* BRANO ESTRATTO:

L’ente univoco oggetto primo dell’intelletto

Convinto che uno dei tratti specifici dell’uomo sia il suo essere intelligente Duns Scoto si premura di precisare l’ambito conoscitivo umano. L’occhio è fatto per il colore. L’orecchio è fatto per il suono. Qual è l’oggetto che esprime l’ambito effettivo nel quale l’intelletto può muoversi? La risposta di Duns Scoto è che tale oggetto è appunto l’ente univoco o l’ente in quanto ente. Come l’ente, perché univoco, è predicabile di tutto ciò che è, così l’intelletto è fatto per conoscere tutto ciò che è, materiale e spirituale, particolare e universale. Non c’è nulla che gli sia precluso. L’uomo col suo pensiero può abbracciare l’universo.

Per la sua universalità, il concetto di ente in quanto ente indica dunque l’estensione potenzialmente illimitata del nostro intelletto. Per la sua estrema povertà e la sua massima generalizzazione, invece, esso ci fa anche intravvedere la povertà dell’intelletto. E’ perciò assurda la pretesa di certi metafisici di dar fondo alla complessità del reale. L’intelletto umano pro statu isto, cioè nella condizione umana attuale, è costretto a seguire il processo astrattivo. Questo mentre coglie l’universale lo priva delle differenze specifiche. L’intelletto coglie il concetto di sedia, ma perde le infinite differenze tra le singole sedie. Perde cioè  la ricchezza effettiva della realtà concreta.

La conoscenza filosofica si ferma alle frontiere dell’universale. La metafisica, occupandosi dell’essere comune a tutti, prescinde dalla ricchezza strutturale delle cose. Accanto alla filosofia occorre porre, in posizione subalterna e autonoma, le singole scienze e, per gli aspetti di salvezza della nostra esistenza, la teologia.

* DATI REGISTRATI:
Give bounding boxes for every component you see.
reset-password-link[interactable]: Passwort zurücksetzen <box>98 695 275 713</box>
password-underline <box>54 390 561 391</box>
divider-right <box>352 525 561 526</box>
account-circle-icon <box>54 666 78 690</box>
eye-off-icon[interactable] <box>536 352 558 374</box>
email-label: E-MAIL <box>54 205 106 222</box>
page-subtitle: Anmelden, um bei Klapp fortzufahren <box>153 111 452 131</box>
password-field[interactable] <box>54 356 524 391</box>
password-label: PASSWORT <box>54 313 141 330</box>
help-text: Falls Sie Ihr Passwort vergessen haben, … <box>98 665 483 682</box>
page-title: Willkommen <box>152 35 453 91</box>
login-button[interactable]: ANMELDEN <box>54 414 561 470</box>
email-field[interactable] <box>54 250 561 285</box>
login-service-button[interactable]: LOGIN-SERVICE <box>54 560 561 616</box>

* OBIETTIVI:
**A.** Riporta per favore dal brano su Duns Scoto la parte che comincia con le parole contenenti "L’ente univoco oggetto" e termina con "può abbracciare l’universo.".
**B.** Secondo il brano su Duns Scoto, qual è l'oggetto che esprime l'ambito effettivo in cui l'intelletto può muoversi?
Per rispondere, attieniti soltanto al brano.

* SOLUZIONI:
**A.**
L’ente univoco oggetto primo dell’intelletto

Convinto che uno dei tratti specifici dell’uomo sia il suo essere intelligente Duns Scoto si premura di precisare l’ambito conoscitivo umano. L’occhio è fatto per il colore. L’orecchio è fatto per il suono. Qual è l’oggetto che esprime l’ambito effettivo nel quale l’intelletto può muoversi? La risposta di Duns Scoto è che tale oggetto è appunto l’ente univoco o l’ente in quanto ente. Come l’ente, perché univoco, è predicabile di tutto ciò che è, così l’intelletto è fatto per conoscere tutto ciò che è, materiale e spirituale, particolare e universale. Non c’è nulla che gli sia precluso. L’uomo col suo pensiero può abbracciare l’universo.

**B.** L'ente univoco, cioè l'ente in quanto ente.